(What the exercise asks) Drop the images; return everything else in the listing below exactly.

(Record extracts)
* * *
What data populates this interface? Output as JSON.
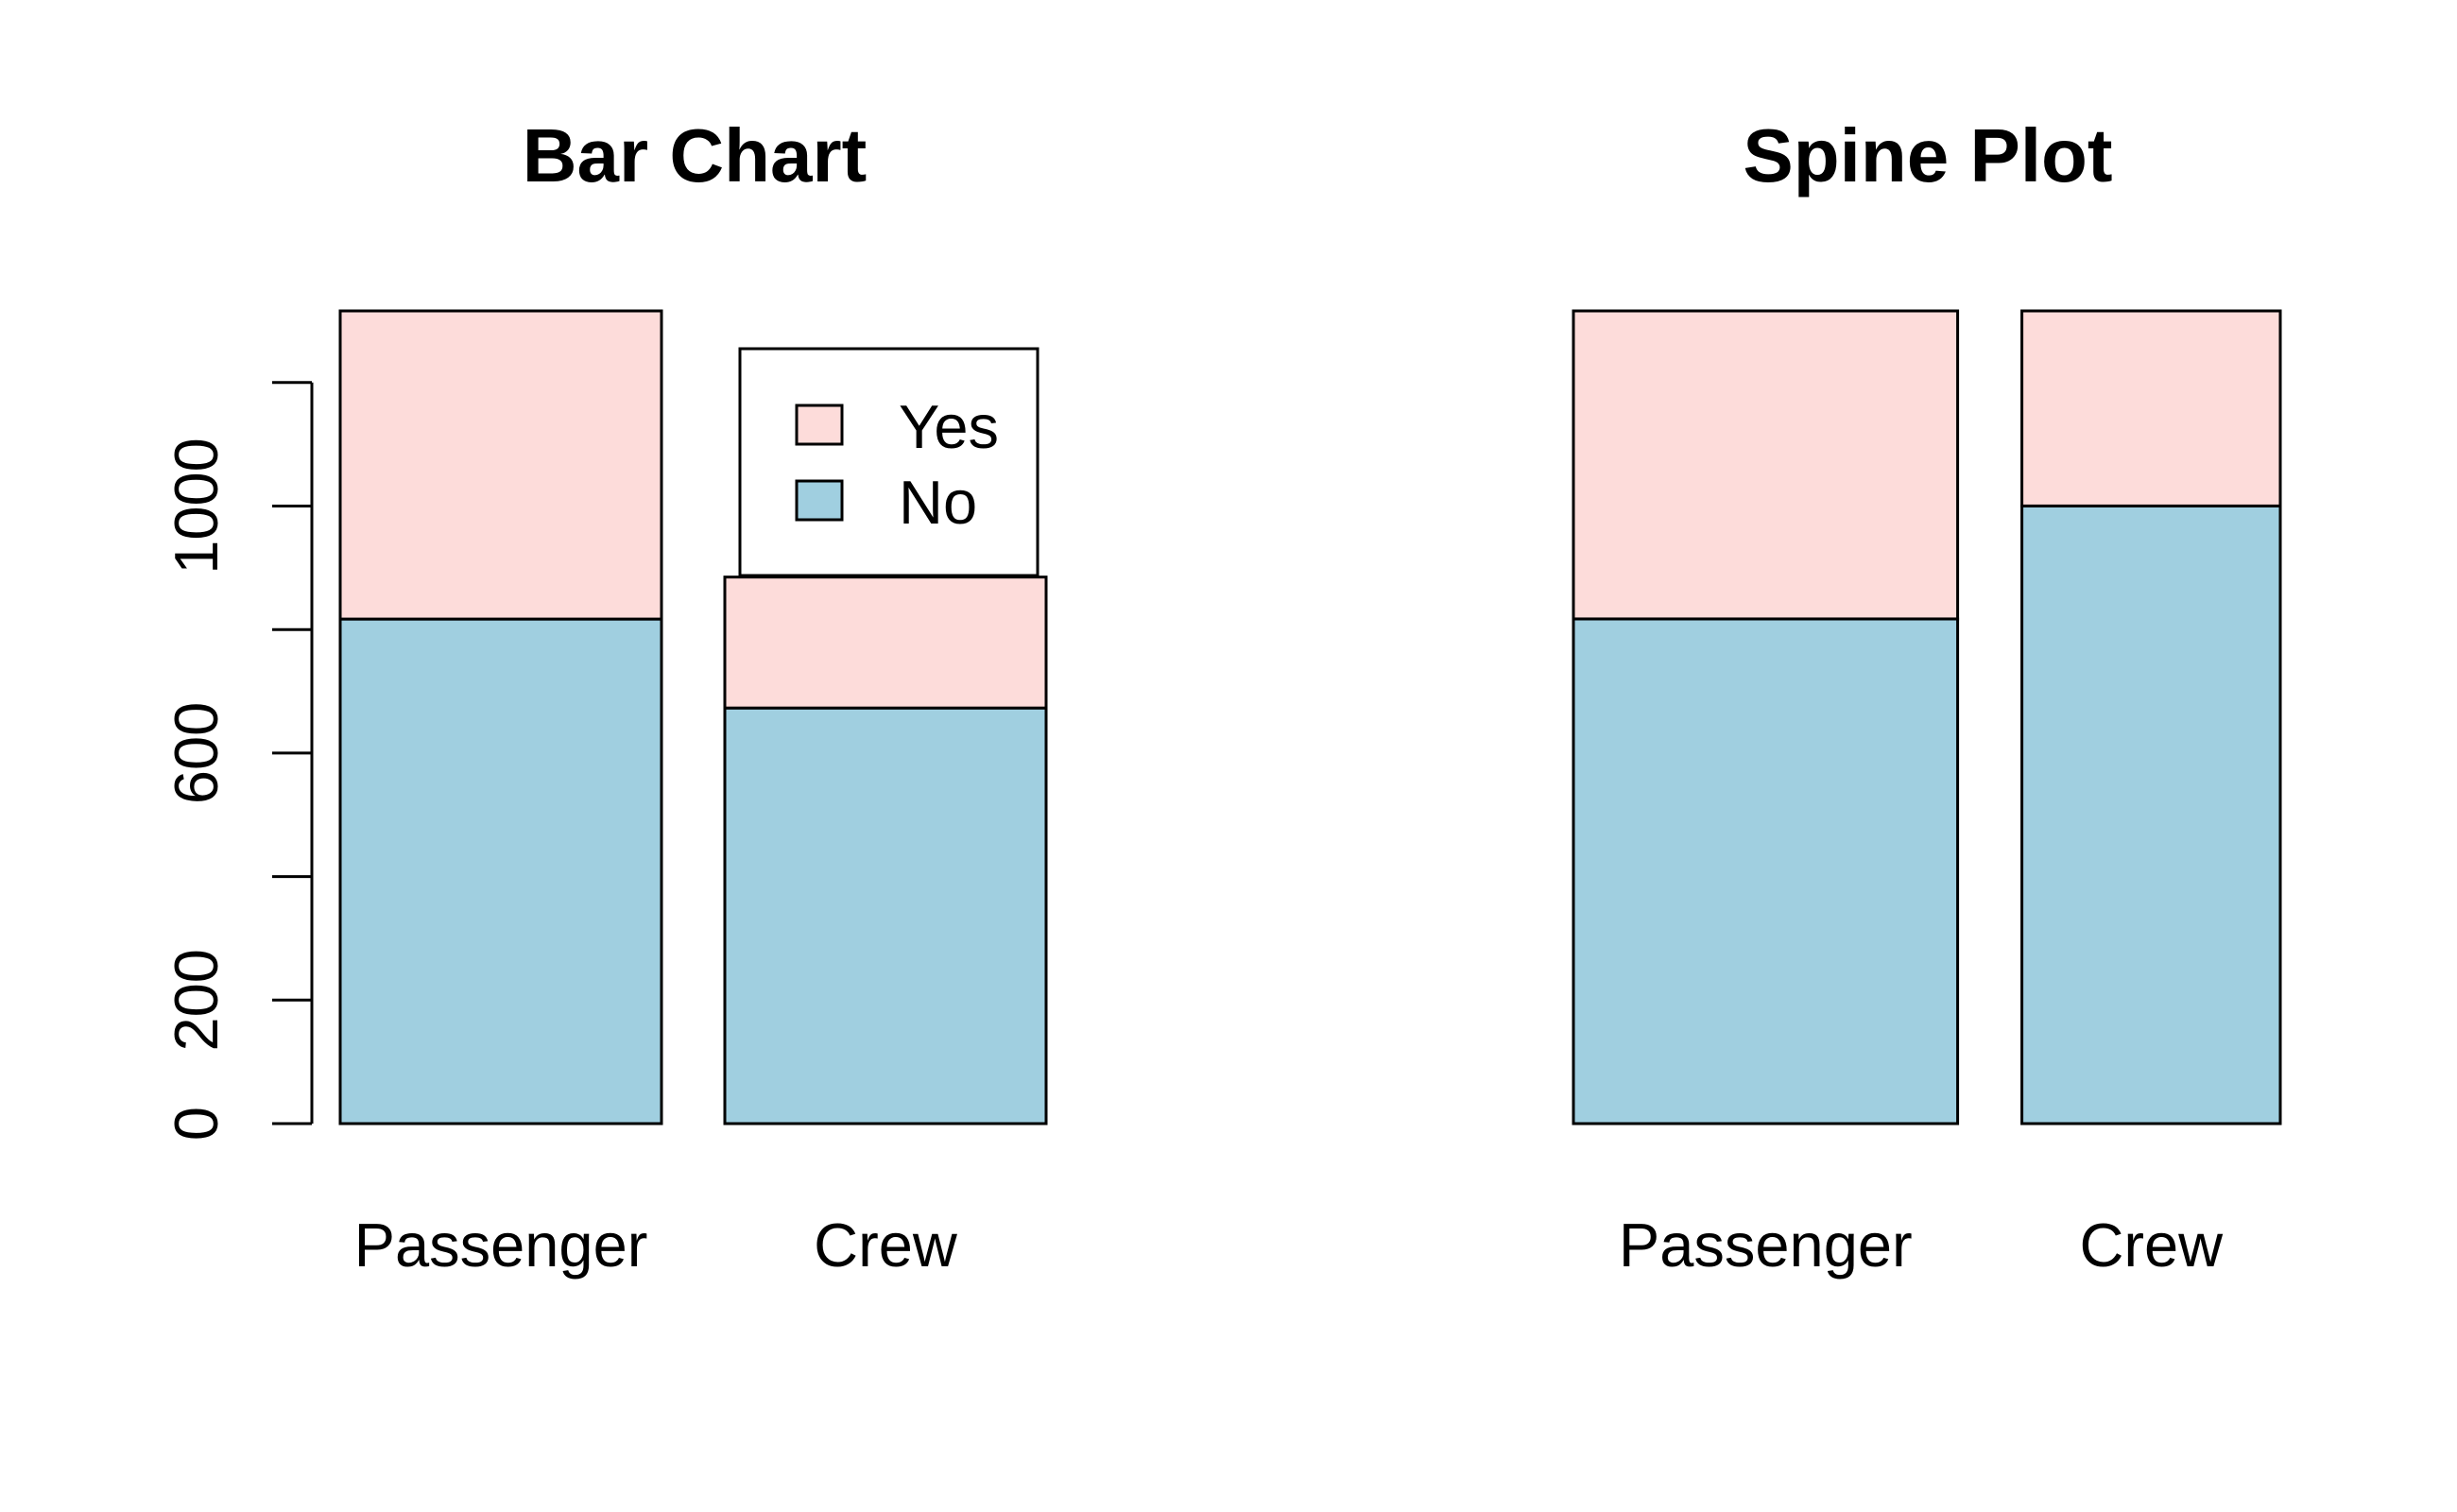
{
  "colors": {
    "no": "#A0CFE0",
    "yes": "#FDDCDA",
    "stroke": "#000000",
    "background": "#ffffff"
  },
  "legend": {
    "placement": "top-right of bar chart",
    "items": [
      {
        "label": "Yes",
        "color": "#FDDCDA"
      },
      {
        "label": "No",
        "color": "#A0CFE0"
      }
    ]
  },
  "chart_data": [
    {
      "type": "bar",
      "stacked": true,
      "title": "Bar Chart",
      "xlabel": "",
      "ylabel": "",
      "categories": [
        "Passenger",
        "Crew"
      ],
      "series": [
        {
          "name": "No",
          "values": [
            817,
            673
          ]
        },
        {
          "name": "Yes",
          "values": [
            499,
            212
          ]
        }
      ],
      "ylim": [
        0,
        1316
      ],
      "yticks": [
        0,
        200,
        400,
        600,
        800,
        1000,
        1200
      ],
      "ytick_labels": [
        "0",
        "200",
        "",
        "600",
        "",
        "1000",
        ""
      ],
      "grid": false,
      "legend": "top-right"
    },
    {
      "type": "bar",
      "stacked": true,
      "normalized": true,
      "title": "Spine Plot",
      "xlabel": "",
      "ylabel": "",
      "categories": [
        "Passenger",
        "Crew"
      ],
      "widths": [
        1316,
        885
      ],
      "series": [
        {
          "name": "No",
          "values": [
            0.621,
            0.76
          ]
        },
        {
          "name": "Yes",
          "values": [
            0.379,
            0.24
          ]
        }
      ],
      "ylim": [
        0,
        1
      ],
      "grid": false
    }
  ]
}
* * *
(Solution to the exercise)
What data populates this interface? Output as JSON.
{
  "colors": {
    "no": "#A0CFE0",
    "yes": "#FDDCDA",
    "stroke": "#000000",
    "background": "#ffffff"
  },
  "legend": {
    "placement": "top-right of bar chart",
    "items": [
      {
        "label": "Yes",
        "color": "#FDDCDA"
      },
      {
        "label": "No",
        "color": "#A0CFE0"
      }
    ]
  },
  "chart_data": [
    {
      "type": "bar",
      "stacked": true,
      "title": "Bar Chart",
      "xlabel": "",
      "ylabel": "",
      "categories": [
        "Passenger",
        "Crew"
      ],
      "series": [
        {
          "name": "No",
          "values": [
            817,
            673
          ]
        },
        {
          "name": "Yes",
          "values": [
            499,
            212
          ]
        }
      ],
      "ylim": [
        0,
        1316
      ],
      "yticks": [
        0,
        200,
        400,
        600,
        800,
        1000,
        1200
      ],
      "ytick_labels": [
        "0",
        "200",
        "",
        "600",
        "",
        "1000",
        ""
      ],
      "grid": false,
      "legend": "top-right"
    },
    {
      "type": "bar",
      "stacked": true,
      "normalized": true,
      "title": "Spine Plot",
      "xlabel": "",
      "ylabel": "",
      "categories": [
        "Passenger",
        "Crew"
      ],
      "widths": [
        1316,
        885
      ],
      "series": [
        {
          "name": "No",
          "values": [
            0.621,
            0.76
          ]
        },
        {
          "name": "Yes",
          "values": [
            0.379,
            0.24
          ]
        }
      ],
      "ylim": [
        0,
        1
      ],
      "grid": false
    }
  ]
}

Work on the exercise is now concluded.